* What the task requires
Lines containing the string "Ecci" are to be collected in full.

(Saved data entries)
◆ ◆ ◆ ◆
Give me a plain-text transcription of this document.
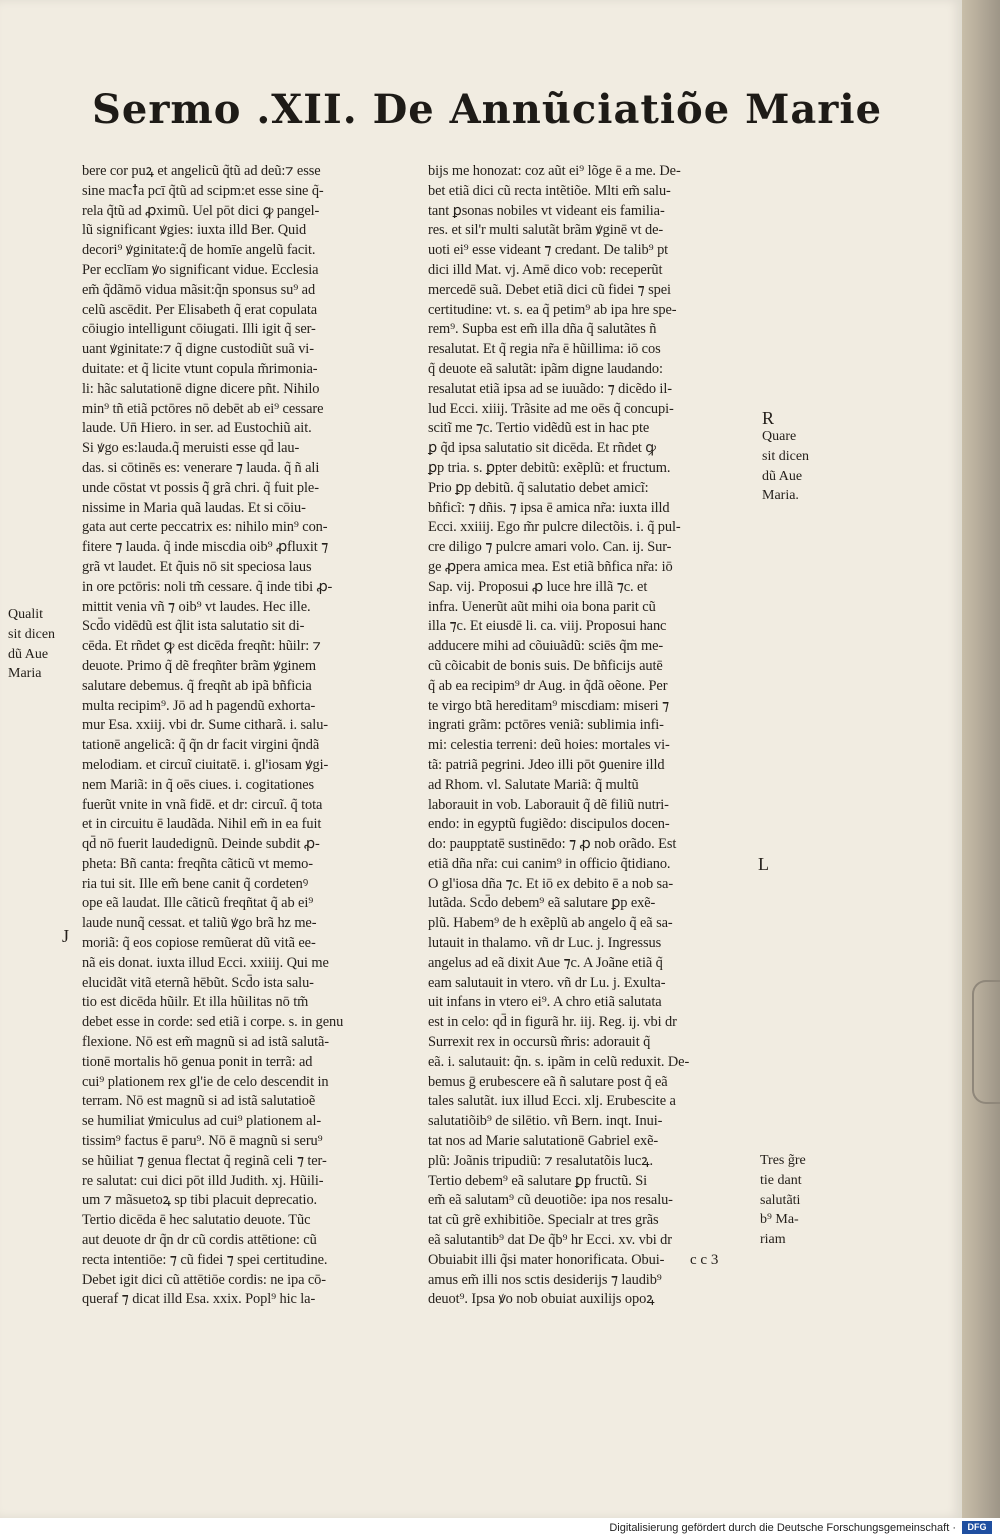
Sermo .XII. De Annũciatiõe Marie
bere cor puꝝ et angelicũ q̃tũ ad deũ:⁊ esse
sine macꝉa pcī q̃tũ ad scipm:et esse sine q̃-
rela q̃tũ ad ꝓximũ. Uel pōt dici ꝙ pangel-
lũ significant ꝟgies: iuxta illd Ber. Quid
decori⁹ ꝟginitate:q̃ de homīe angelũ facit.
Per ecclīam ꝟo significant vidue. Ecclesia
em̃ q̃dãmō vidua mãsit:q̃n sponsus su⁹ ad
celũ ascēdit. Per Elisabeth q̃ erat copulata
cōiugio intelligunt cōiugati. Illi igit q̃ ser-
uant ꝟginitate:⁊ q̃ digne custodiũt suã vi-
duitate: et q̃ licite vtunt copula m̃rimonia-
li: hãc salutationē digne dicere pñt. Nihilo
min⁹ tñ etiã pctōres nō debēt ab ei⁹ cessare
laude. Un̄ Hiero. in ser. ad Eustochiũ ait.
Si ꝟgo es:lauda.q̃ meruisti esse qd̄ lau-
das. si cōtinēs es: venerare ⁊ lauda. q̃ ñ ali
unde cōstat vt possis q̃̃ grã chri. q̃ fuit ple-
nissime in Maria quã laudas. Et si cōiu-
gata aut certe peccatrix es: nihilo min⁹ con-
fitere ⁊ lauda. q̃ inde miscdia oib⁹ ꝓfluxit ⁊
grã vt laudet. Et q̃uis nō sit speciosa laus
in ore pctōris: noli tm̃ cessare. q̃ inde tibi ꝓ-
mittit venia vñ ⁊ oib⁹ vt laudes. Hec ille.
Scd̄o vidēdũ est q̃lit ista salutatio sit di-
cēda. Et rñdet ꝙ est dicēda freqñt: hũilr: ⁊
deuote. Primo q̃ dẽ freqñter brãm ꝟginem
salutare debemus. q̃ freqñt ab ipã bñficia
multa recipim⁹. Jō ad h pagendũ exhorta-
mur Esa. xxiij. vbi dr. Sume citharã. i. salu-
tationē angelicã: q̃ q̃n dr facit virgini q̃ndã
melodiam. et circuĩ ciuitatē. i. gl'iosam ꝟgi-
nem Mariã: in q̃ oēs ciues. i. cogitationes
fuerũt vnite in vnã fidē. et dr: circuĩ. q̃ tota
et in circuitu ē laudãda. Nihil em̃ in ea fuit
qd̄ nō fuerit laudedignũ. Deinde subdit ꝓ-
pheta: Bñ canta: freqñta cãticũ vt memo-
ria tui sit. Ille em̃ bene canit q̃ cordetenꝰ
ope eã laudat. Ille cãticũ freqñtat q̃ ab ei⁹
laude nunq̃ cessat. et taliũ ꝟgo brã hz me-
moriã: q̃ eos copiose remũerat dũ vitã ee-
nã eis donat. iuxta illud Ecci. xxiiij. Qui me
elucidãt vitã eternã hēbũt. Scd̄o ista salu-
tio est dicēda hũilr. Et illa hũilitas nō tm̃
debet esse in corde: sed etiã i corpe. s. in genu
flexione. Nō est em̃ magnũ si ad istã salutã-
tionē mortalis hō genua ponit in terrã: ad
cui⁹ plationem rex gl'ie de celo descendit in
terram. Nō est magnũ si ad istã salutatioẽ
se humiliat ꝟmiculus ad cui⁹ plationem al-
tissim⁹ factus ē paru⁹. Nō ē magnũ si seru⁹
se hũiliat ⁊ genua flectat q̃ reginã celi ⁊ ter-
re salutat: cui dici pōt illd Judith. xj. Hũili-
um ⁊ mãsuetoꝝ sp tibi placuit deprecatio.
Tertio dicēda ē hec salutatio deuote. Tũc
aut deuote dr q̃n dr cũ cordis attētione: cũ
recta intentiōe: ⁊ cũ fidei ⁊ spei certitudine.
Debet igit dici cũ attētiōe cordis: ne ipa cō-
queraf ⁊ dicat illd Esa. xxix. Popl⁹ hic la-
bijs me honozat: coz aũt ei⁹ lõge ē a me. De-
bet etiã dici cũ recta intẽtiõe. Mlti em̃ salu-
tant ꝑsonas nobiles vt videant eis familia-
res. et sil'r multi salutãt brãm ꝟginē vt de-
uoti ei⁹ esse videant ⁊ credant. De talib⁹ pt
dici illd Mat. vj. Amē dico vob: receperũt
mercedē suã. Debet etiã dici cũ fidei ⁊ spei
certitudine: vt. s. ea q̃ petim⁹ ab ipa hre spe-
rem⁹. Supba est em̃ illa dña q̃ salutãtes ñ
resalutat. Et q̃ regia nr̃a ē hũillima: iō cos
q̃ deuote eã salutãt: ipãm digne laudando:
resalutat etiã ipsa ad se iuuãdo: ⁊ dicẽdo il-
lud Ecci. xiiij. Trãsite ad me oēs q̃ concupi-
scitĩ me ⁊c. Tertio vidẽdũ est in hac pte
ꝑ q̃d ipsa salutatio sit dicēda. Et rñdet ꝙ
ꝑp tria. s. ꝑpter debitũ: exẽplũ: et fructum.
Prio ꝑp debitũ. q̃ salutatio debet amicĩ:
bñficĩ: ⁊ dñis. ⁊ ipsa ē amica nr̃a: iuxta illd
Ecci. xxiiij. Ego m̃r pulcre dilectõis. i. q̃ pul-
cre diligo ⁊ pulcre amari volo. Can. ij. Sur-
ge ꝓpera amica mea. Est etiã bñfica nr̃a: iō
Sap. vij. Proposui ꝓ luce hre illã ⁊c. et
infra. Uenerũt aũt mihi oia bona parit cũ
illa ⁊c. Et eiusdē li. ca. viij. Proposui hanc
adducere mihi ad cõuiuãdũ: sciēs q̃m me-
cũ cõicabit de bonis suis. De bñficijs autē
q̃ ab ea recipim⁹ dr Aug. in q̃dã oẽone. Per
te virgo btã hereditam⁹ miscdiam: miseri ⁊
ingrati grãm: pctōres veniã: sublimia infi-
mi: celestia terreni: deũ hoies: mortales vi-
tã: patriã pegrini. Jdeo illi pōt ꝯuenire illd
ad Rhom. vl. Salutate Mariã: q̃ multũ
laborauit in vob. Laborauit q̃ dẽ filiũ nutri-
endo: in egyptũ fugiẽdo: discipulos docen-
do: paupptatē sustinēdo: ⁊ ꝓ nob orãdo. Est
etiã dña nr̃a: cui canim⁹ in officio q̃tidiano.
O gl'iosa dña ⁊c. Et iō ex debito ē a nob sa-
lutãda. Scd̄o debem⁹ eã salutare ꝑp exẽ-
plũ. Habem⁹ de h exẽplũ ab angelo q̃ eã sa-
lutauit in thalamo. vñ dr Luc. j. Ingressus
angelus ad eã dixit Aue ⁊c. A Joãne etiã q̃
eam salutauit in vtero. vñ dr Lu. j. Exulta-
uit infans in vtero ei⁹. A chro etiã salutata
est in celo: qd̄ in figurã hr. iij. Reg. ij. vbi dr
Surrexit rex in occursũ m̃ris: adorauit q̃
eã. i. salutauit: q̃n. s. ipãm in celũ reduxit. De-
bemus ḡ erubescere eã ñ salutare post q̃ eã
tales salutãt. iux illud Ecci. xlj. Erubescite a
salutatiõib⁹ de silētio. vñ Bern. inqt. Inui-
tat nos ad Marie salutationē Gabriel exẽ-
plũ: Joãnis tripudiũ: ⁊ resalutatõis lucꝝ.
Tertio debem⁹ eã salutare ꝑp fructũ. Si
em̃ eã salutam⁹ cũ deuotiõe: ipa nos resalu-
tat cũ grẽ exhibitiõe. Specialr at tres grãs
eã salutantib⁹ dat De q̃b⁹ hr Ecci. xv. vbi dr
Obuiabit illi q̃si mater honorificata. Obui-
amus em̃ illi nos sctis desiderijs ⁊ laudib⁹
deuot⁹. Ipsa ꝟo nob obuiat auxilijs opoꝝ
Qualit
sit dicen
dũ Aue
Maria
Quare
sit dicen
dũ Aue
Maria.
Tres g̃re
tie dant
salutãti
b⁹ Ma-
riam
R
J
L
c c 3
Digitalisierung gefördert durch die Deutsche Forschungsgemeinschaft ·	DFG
◆ ◆ ◆ ◆
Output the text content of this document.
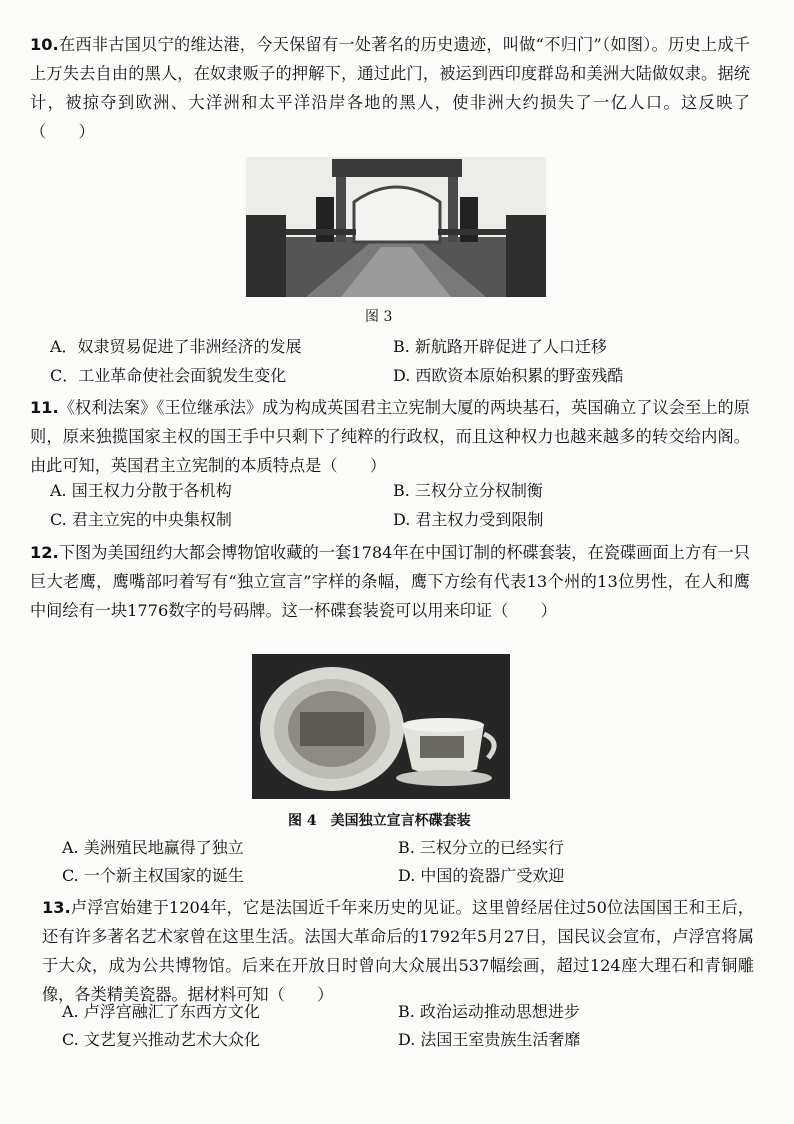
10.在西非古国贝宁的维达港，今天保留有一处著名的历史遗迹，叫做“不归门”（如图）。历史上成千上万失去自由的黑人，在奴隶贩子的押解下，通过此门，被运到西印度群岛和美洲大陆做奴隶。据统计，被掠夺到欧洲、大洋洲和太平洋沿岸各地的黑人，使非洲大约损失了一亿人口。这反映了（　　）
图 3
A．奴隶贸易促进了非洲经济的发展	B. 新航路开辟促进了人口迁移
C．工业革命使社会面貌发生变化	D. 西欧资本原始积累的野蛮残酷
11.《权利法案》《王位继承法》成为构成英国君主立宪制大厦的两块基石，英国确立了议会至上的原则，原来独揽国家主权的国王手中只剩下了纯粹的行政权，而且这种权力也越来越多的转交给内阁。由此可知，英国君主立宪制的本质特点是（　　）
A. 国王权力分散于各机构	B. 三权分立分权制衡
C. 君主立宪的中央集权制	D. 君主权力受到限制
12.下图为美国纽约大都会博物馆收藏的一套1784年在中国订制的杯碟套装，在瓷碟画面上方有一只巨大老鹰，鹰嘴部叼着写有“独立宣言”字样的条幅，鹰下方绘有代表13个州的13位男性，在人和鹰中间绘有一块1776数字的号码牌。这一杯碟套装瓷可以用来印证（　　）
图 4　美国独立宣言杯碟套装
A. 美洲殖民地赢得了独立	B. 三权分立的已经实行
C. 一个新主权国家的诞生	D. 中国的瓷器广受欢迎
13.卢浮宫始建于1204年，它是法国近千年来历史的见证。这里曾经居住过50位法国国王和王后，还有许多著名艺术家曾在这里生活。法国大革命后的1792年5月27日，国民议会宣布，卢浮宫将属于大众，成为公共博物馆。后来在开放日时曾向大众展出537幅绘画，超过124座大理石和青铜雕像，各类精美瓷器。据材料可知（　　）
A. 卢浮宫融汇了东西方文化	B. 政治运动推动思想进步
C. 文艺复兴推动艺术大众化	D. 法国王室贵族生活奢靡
◆ ◆ ◆ ◆
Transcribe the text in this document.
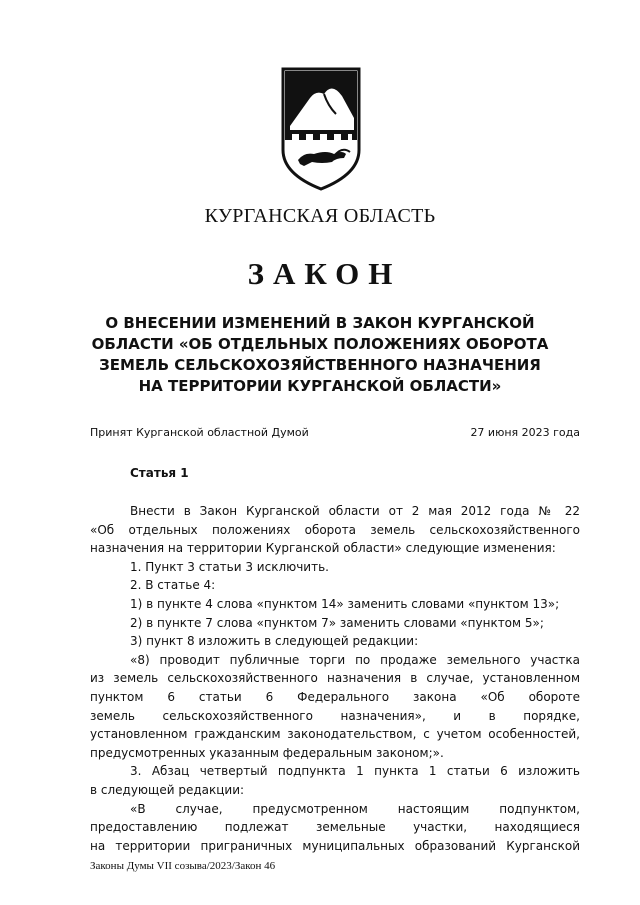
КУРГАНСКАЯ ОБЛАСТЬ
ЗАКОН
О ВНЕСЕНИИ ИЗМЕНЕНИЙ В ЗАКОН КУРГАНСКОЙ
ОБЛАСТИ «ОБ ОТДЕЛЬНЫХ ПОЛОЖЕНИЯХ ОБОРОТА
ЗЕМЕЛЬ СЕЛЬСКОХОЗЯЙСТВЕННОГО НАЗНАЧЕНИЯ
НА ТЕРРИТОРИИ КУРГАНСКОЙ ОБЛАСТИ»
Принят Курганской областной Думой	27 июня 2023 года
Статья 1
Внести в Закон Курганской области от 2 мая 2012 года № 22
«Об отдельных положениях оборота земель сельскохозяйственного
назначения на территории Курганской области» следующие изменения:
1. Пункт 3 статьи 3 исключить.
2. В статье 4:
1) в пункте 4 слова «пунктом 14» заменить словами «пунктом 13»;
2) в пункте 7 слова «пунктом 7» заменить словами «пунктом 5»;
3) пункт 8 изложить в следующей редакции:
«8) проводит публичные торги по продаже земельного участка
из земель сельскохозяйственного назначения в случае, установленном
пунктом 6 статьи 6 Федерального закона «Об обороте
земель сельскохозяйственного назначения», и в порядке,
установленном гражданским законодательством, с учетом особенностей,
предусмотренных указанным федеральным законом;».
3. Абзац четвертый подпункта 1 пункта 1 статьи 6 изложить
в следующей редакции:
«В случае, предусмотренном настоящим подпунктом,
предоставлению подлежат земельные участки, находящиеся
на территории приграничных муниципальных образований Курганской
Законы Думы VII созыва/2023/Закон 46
◆ ◆ ◆ ◆
* Exercise output
nã eis donat. iuxta illud Ecci. xxiiij. Qui me
lud Ecci. xiiij. Trãsite ad me oēs q̃ concupi-
Ecci. xxiiij. Ego m̃r pulcre dilectõis. i. q̃ pul-
tales salutãt. iux illud Ecci. xlj. Erubescite a
eã salutantib⁹ dat De q̃b⁹ hr Ecci. xv. vbi dr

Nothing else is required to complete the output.